=== WRITTEN EXERCISE ===
Copy out each line of the listing that has the word "pièces" in it.
═════ ENTRIES SHOWN
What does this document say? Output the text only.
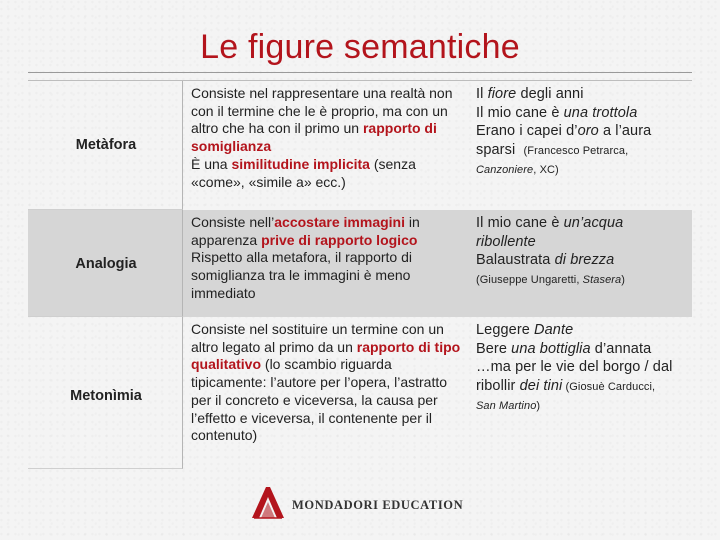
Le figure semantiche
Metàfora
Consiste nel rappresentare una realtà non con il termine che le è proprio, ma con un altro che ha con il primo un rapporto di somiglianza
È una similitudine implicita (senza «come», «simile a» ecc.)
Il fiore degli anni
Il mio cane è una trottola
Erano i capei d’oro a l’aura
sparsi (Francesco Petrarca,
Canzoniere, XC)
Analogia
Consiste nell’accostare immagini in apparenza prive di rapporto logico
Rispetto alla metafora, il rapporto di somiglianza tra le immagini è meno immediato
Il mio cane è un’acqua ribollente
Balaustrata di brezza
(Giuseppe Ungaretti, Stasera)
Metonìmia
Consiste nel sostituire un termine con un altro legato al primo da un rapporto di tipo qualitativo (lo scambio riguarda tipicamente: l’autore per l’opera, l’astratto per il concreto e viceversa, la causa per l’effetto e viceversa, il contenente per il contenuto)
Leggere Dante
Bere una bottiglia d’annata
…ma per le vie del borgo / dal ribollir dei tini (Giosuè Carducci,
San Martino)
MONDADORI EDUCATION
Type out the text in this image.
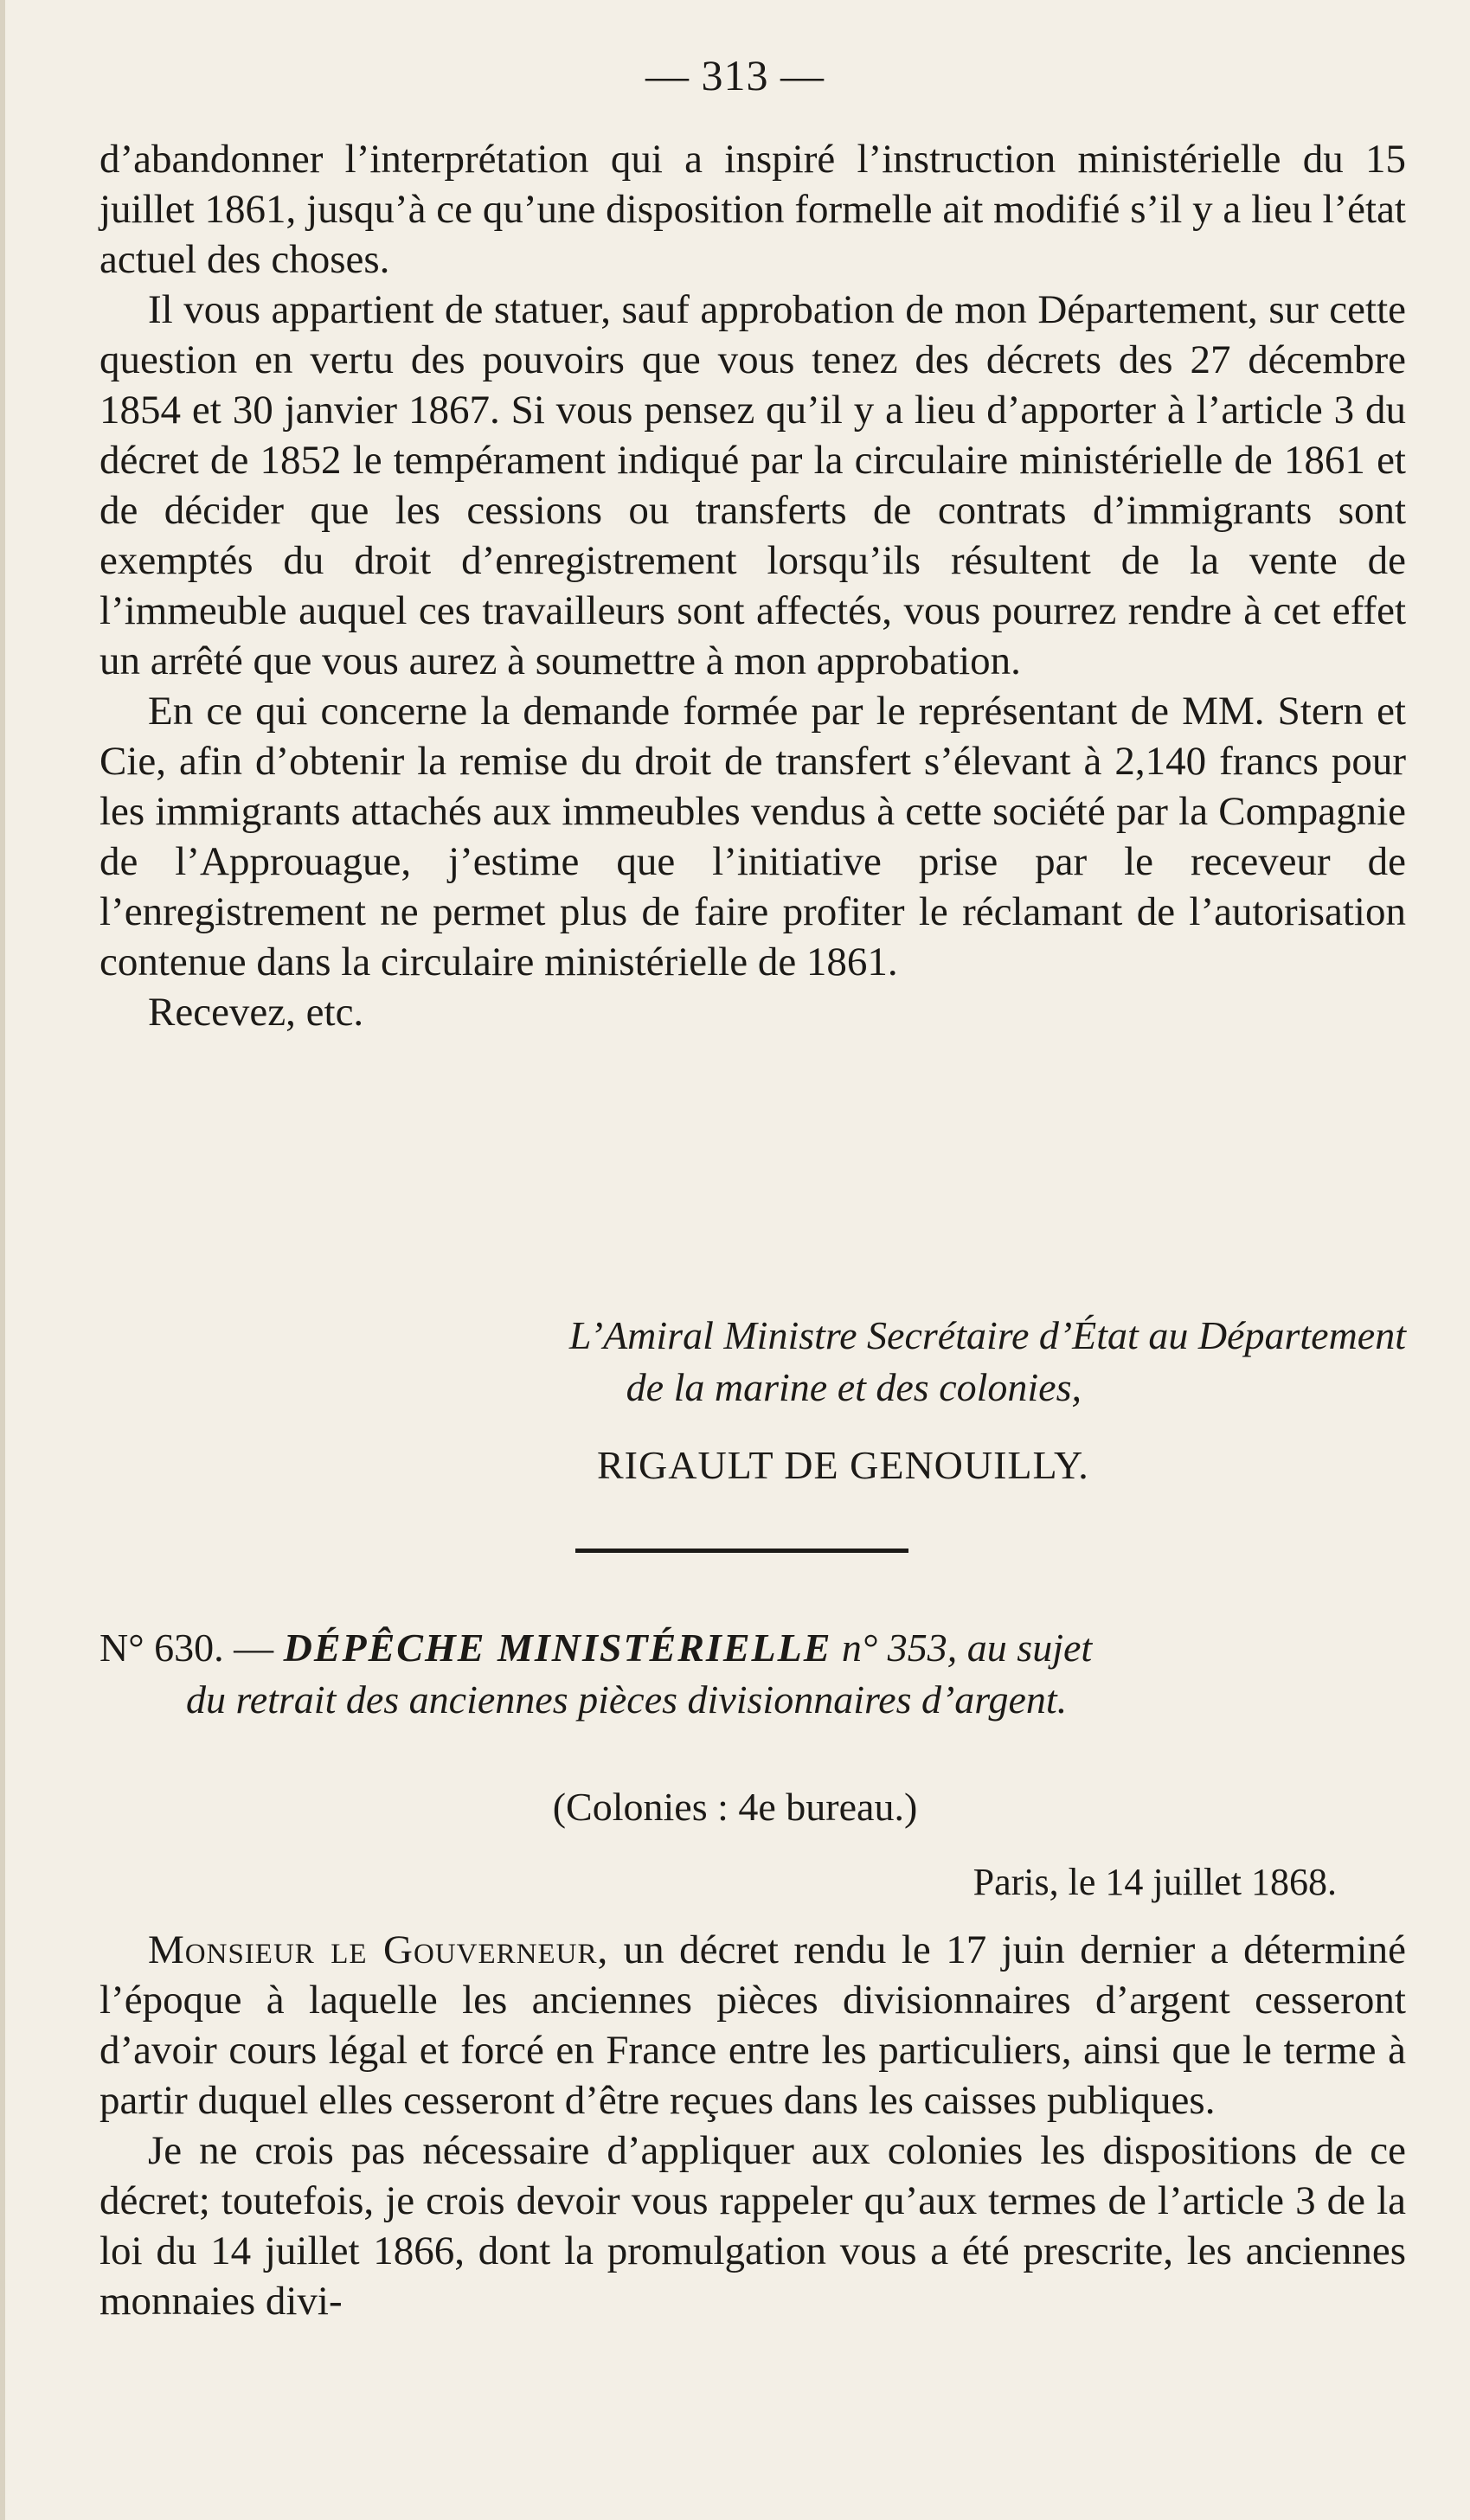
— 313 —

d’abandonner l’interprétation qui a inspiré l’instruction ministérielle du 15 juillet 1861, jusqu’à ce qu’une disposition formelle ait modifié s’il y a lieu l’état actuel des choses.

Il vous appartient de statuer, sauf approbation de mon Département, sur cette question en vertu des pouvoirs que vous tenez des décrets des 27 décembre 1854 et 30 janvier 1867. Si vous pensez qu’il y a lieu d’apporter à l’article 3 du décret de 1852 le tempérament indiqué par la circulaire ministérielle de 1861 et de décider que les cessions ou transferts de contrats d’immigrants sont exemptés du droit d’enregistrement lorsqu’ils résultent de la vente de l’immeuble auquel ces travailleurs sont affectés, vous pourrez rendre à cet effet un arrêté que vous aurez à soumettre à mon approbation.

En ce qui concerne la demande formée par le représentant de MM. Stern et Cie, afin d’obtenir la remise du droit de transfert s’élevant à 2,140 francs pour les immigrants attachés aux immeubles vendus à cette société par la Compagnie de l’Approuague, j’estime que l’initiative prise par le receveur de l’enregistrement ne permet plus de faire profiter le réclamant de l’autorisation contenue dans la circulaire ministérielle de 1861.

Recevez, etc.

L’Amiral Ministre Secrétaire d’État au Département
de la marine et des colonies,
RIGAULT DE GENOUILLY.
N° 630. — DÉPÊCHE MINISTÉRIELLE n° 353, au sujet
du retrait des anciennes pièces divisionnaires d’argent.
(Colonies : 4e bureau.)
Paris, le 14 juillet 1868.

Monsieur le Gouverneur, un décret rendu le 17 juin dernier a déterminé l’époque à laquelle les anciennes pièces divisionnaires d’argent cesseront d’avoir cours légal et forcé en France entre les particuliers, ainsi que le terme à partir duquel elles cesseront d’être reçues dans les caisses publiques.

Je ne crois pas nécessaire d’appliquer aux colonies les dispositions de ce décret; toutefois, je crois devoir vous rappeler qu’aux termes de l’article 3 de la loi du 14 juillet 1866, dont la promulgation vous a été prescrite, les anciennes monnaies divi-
══════════
=== EXERCISE RESULT ===
du retrait des anciennes pièces divisionnaires d’argent.
Monsieur le Gouverneur, un décret rendu le 17 juin dernier a déterminé l’époque à laquelle les anciennes pièces divisionnaires d’argent cesseront d’avoir cours légal et forcé en France entre les particuliers, ainsi que le terme à partir duquel elles cesseront d’être reçues dans les caisses publiques.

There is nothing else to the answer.